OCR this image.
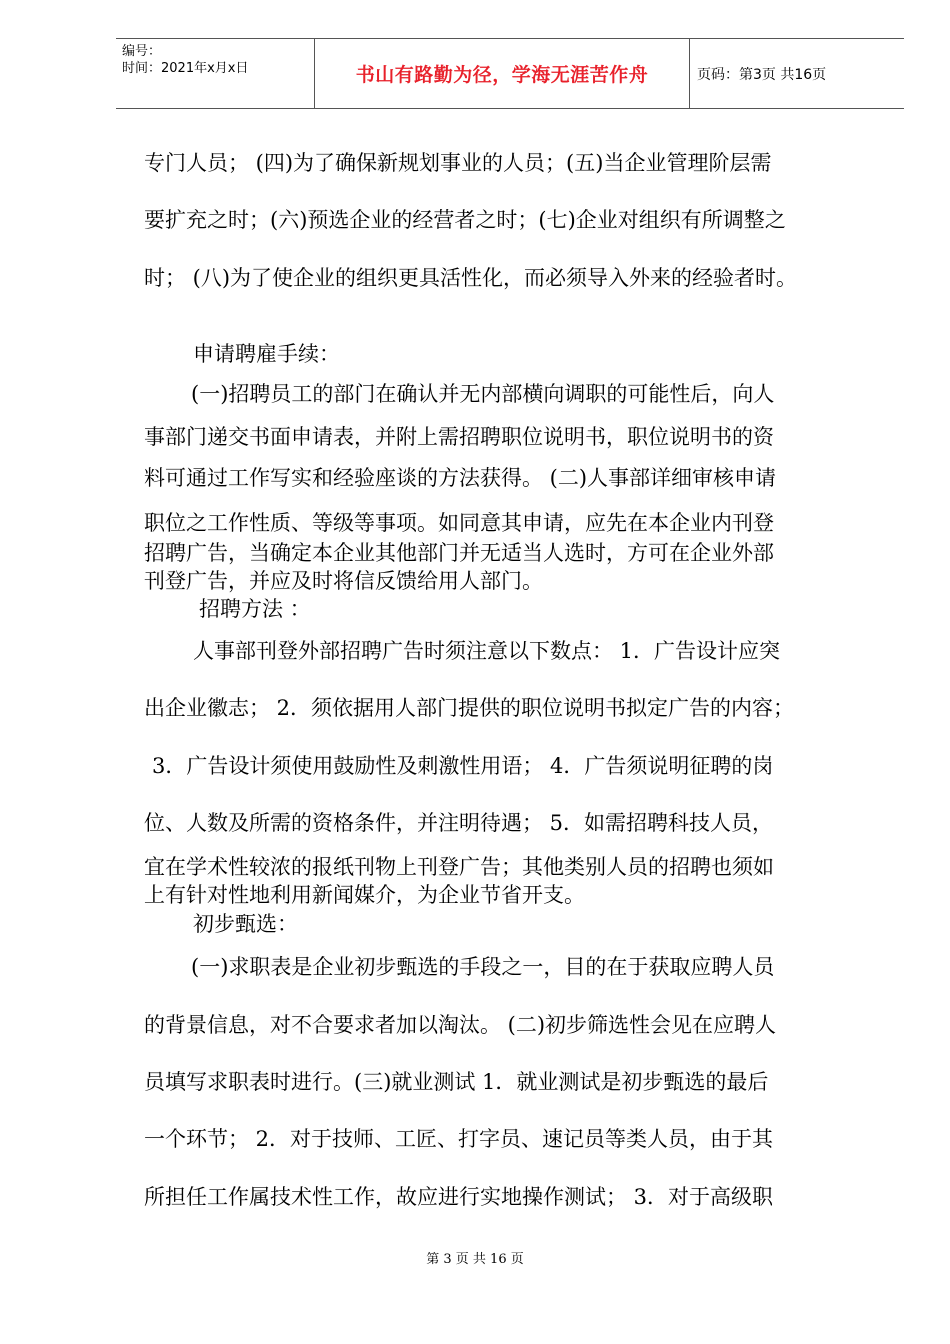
编号：
时间：2021年x月x日	书山有路勤为径，学海无涯苦作舟	页码：第3页 共16页
专门人员； (四)为了确保新规划事业的人员；(五)当企业管理阶层需
要扩充之时；(六)预选企业的经营者之时；(七)企业对组织有所调整之
时； (八)为了使企业的组织更具活性化，而必须导入外来的经验者时。
申请聘雇手续：
(一)招聘员工的部门在确认并无内部横向调职的可能性后，向人
事部门递交书面申请表，并附上需招聘职位说明书，职位说明书的资
料可通过工作写实和经验座谈的方法获得。 (二)人事部详细审核申请
职位之工作性质、等级等事项。如同意其申请，应先在本企业内刊登
招聘广告，当确定本企业其他部门并无适当人选时，方可在企业外部
刊登广告，并应及时将信反馈给用人部门。
招聘方法 ：
人事部刊登外部招聘广告时须注意以下数点： 1．广告设计应突
出企业徽志； 2．须依据用人部门提供的职位说明书拟定广告的内容；
3．广告设计须使用鼓励性及刺激性用语； 4．广告须说明征聘的岗
位、人数及所需的资格条件，并注明待遇； 5．如需招聘科技人员，
宜在学术性较浓的报纸刊物上刊登广告；其他类别人员的招聘也须如
上有针对性地利用新闻媒介，为企业节省开支。
初步甄选：
(一)求职表是企业初步甄选的手段之一，目的在于获取应聘人员
的背景信息，对不合要求者加以淘汰。 (二)初步筛选性会见在应聘人
员填写求职表时进行。(三)就业测试 1．就业测试是初步甄选的最后
一个环节； 2．对于技师、工匠、打字员、速记员等类人员，由于其
所担任工作属技术性工作，故应进行实地操作测试； 3．对于高级职
第 3 页 共 16 页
..........
### EXERCISE REQUIREMENTS
Each record above is to be restated exactly, with its pictures removed from the copy.

### EXPECTED ANSWER
OCR this image.
编号：
时间：2021年x月x日	书山有路勤为径，学海无涯苦作舟	页码：第3页 共16页
专门人员； (四)为了确保新规划事业的人员；(五)当企业管理阶层需
要扩充之时；(六)预选企业的经营者之时；(七)企业对组织有所调整之
时； (八)为了使企业的组织更具活性化，而必须导入外来的经验者时。
申请聘雇手续：
(一)招聘员工的部门在确认并无内部横向调职的可能性后，向人
事部门递交书面申请表，并附上需招聘职位说明书，职位说明书的资
料可通过工作写实和经验座谈的方法获得。 (二)人事部详细审核申请
职位之工作性质、等级等事项。如同意其申请，应先在本企业内刊登
招聘广告，当确定本企业其他部门并无适当人选时，方可在企业外部
刊登广告，并应及时将信反馈给用人部门。
招聘方法 ：
人事部刊登外部招聘广告时须注意以下数点： 1．广告设计应突
出企业徽志； 2．须依据用人部门提供的职位说明书拟定广告的内容；
3．广告设计须使用鼓励性及刺激性用语； 4．广告须说明征聘的岗
位、人数及所需的资格条件，并注明待遇； 5．如需招聘科技人员，
宜在学术性较浓的报纸刊物上刊登广告；其他类别人员的招聘也须如
上有针对性地利用新闻媒介，为企业节省开支。
初步甄选：
(一)求职表是企业初步甄选的手段之一，目的在于获取应聘人员
的背景信息，对不合要求者加以淘汰。 (二)初步筛选性会见在应聘人
员填写求职表时进行。(三)就业测试 1．就业测试是初步甄选的最后
一个环节； 2．对于技师、工匠、打字员、速记员等类人员，由于其
所担任工作属技术性工作，故应进行实地操作测试； 3．对于高级职
第 3 页 共 16 页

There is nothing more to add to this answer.